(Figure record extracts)
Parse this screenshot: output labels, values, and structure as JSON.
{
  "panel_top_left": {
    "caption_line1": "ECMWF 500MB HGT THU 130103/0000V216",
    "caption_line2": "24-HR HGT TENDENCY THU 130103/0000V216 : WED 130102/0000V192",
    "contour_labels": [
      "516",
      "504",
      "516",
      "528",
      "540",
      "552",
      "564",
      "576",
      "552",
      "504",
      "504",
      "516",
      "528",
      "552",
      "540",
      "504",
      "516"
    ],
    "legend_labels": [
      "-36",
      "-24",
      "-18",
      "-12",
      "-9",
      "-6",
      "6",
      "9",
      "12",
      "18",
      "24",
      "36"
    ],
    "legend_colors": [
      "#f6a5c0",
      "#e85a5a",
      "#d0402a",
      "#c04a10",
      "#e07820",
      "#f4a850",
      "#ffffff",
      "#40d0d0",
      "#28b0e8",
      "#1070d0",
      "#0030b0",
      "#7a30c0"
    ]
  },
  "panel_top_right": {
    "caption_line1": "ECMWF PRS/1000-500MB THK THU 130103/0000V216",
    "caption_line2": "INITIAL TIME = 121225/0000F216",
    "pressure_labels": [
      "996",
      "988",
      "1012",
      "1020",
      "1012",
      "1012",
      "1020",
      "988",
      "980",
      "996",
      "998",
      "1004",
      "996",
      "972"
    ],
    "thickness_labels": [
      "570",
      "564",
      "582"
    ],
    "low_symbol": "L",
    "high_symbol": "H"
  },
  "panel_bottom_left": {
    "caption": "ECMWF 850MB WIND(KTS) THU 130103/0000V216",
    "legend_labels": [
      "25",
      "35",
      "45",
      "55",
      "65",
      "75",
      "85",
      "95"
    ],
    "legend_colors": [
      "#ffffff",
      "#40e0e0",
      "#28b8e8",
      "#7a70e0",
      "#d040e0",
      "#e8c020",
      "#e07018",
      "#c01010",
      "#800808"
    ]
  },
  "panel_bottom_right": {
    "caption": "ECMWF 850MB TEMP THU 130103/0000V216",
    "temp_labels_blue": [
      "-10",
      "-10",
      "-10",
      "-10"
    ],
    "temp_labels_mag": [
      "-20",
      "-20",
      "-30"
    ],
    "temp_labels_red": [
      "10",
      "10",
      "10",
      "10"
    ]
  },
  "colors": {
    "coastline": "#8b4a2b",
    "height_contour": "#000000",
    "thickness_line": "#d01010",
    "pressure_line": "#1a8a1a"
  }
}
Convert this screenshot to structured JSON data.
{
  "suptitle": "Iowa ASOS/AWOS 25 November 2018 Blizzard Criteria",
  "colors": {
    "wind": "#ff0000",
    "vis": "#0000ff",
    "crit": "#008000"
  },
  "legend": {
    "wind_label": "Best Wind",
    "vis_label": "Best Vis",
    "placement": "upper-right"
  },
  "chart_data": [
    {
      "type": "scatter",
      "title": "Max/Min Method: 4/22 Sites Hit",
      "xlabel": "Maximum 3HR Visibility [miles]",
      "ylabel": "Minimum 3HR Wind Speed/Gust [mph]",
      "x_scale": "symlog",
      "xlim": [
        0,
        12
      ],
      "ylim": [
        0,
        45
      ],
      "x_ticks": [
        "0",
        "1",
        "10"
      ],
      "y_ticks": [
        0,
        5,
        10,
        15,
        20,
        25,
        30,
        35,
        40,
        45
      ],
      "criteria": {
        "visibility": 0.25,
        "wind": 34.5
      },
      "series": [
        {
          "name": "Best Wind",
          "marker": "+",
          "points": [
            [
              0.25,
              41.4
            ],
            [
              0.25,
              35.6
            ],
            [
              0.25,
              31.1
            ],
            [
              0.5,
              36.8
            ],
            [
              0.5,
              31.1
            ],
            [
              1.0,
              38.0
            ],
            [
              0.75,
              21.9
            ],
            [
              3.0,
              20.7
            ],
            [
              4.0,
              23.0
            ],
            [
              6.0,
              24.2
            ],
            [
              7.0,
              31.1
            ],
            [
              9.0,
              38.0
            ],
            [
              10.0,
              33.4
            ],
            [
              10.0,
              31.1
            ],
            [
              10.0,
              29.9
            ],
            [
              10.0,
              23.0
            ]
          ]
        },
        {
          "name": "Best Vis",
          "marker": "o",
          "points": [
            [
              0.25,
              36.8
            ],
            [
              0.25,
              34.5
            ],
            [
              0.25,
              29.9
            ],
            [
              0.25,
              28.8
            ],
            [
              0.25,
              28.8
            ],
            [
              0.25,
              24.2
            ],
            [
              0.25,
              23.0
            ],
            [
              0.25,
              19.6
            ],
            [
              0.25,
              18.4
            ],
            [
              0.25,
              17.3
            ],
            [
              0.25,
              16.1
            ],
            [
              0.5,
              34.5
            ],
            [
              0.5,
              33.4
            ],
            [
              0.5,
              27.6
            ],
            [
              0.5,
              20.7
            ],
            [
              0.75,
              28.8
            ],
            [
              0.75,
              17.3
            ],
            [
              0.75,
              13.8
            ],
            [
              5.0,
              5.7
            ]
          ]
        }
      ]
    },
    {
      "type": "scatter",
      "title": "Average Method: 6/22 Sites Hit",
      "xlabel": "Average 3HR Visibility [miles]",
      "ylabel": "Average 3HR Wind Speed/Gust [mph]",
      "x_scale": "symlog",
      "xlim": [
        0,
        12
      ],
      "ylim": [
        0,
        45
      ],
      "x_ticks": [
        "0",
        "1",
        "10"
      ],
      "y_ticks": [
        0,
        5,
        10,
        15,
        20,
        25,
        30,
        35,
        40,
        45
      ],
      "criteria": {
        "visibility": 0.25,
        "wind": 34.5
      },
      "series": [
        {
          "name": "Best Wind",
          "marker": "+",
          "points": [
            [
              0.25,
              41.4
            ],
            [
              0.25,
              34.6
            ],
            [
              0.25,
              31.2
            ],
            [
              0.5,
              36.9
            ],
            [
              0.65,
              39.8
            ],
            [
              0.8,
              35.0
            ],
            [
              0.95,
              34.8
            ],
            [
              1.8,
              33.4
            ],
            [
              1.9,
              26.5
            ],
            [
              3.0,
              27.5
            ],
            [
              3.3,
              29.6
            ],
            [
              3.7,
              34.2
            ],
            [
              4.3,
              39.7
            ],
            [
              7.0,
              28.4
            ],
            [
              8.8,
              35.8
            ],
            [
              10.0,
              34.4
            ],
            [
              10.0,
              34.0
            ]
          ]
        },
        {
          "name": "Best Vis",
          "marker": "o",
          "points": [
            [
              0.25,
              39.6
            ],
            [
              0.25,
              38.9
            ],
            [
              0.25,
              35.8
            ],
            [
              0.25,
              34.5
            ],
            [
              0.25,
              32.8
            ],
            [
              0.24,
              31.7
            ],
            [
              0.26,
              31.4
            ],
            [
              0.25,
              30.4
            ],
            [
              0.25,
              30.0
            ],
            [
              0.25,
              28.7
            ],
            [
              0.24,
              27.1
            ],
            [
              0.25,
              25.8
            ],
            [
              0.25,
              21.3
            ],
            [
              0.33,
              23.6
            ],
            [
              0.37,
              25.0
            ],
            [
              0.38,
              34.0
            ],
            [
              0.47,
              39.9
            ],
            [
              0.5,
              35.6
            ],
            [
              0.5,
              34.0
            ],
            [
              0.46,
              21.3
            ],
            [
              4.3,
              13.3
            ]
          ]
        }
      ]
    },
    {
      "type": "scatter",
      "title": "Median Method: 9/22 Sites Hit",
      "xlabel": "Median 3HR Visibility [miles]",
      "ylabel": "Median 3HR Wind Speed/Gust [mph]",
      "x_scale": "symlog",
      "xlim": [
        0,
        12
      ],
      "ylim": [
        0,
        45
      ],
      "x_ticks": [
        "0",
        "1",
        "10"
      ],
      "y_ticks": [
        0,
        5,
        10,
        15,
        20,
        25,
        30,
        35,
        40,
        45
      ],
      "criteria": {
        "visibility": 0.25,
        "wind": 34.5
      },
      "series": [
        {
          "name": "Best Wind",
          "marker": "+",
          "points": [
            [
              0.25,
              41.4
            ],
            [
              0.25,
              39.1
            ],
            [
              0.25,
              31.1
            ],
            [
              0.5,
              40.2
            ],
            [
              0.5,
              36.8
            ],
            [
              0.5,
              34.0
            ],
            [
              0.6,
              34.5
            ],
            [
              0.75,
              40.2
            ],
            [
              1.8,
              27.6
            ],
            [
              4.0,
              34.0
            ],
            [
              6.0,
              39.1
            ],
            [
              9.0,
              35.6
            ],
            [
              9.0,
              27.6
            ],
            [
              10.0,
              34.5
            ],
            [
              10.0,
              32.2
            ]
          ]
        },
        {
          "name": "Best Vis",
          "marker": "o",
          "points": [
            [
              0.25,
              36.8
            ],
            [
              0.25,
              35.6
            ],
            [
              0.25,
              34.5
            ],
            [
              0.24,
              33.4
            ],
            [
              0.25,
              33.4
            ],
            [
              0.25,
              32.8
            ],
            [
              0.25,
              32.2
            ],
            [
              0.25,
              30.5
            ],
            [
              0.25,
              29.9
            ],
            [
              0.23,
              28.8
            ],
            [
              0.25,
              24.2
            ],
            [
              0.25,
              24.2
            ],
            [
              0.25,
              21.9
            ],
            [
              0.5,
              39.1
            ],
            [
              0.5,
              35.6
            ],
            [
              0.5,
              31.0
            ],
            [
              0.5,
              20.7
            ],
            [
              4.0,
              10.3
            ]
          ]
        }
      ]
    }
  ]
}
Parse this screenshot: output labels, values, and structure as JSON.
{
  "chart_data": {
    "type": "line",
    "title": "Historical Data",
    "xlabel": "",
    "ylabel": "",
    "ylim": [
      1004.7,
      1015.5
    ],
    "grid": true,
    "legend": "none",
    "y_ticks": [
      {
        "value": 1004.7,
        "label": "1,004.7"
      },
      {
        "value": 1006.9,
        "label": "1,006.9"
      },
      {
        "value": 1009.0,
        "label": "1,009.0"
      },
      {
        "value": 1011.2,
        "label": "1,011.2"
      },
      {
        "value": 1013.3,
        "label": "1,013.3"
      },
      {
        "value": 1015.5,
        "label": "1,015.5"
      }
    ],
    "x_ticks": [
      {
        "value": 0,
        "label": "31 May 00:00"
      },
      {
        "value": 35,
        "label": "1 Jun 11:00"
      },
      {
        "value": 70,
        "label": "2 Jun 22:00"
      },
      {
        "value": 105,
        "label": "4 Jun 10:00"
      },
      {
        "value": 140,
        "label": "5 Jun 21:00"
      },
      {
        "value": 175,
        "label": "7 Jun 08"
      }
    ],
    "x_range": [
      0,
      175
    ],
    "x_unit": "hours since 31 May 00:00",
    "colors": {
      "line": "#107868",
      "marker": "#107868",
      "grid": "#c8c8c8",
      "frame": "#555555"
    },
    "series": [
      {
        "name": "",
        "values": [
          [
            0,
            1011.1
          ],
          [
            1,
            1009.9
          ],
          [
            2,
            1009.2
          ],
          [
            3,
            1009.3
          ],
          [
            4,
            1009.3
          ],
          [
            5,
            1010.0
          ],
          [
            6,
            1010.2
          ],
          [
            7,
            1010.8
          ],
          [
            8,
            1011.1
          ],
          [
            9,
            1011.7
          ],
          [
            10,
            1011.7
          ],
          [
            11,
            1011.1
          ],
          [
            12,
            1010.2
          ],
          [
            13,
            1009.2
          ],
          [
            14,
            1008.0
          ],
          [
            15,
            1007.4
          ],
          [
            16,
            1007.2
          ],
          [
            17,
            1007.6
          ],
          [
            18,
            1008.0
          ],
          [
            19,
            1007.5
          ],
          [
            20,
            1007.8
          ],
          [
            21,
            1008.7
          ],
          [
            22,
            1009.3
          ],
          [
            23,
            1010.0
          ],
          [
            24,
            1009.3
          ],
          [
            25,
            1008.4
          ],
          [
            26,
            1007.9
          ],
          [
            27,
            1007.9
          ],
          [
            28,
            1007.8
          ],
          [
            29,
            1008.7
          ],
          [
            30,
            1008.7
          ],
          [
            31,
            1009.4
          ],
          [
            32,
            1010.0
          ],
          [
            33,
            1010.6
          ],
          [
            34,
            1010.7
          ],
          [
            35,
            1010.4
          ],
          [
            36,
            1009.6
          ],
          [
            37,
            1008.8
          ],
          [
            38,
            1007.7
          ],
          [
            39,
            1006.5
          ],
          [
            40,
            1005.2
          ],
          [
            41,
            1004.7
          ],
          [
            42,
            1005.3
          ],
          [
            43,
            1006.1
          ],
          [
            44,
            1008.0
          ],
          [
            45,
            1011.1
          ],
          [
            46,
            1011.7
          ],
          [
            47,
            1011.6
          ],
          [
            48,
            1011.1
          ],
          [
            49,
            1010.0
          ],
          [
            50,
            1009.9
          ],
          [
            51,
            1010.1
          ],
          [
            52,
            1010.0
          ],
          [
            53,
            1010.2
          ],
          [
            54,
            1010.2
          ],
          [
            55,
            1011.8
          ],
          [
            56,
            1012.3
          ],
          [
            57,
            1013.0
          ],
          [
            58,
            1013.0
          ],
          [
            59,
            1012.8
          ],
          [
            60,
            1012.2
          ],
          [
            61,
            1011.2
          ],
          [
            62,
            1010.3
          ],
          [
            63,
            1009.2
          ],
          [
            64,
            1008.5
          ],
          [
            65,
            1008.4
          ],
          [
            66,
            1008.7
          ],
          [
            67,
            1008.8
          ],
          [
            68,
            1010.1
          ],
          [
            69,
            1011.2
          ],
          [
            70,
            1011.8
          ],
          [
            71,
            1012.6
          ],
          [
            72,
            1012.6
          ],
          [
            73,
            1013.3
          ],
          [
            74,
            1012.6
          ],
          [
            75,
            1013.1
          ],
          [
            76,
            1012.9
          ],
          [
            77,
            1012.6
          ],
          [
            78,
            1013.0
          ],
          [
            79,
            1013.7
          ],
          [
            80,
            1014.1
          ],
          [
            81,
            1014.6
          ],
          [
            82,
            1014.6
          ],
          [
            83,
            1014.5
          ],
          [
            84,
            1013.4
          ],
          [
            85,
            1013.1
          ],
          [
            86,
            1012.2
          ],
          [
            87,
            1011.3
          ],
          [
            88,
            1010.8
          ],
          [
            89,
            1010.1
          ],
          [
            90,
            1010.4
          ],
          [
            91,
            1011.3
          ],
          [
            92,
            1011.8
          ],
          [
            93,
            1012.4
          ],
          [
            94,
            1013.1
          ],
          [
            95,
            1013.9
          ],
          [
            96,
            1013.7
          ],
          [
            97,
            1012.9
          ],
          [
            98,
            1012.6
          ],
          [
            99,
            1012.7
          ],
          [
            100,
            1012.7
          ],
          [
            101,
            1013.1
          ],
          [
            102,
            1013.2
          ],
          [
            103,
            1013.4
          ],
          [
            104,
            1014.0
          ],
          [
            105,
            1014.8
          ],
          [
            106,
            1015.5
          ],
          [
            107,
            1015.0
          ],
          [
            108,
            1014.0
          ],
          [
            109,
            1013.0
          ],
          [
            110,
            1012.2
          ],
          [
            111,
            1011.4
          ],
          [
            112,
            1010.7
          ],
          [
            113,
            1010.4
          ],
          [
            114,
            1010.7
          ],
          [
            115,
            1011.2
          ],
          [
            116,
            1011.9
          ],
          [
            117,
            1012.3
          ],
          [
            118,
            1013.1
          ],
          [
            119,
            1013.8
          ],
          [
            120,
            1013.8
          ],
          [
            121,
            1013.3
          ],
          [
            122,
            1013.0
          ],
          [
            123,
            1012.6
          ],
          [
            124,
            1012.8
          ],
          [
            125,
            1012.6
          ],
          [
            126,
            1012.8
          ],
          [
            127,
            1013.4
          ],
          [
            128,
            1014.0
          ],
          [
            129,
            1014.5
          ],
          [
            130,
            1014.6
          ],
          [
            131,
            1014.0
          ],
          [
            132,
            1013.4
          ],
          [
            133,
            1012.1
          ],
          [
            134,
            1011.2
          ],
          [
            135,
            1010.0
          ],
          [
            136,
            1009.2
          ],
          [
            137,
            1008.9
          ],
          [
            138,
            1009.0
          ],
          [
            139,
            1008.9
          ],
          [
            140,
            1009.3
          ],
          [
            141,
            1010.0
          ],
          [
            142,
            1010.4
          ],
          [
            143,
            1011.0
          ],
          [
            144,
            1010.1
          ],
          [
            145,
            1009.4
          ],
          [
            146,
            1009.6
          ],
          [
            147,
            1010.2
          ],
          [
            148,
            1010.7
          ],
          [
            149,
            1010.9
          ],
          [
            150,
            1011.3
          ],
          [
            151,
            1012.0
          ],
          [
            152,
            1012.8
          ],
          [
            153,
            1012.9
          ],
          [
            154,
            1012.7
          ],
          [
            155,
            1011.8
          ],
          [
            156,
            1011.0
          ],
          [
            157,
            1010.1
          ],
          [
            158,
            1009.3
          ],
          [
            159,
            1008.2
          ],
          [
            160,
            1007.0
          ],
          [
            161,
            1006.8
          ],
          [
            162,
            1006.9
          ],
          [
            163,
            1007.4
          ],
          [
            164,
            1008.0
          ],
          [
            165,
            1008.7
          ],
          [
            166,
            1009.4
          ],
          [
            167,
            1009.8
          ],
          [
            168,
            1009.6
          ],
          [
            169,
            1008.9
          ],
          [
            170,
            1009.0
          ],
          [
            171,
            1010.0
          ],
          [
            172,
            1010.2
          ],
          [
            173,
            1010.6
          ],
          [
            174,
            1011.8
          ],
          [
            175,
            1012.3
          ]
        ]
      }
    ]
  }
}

DESCRIPTION OF THE TASK -> Look through the records and gather every line containing "Median".

COMPLETED TASK ->
      "title": "Median Method: 9/22 Sites Hit",
      "xlabel": "Median 3HR Visibility [miles]",
      "ylabel": "Median 3HR Wind Speed/Gust [mph]",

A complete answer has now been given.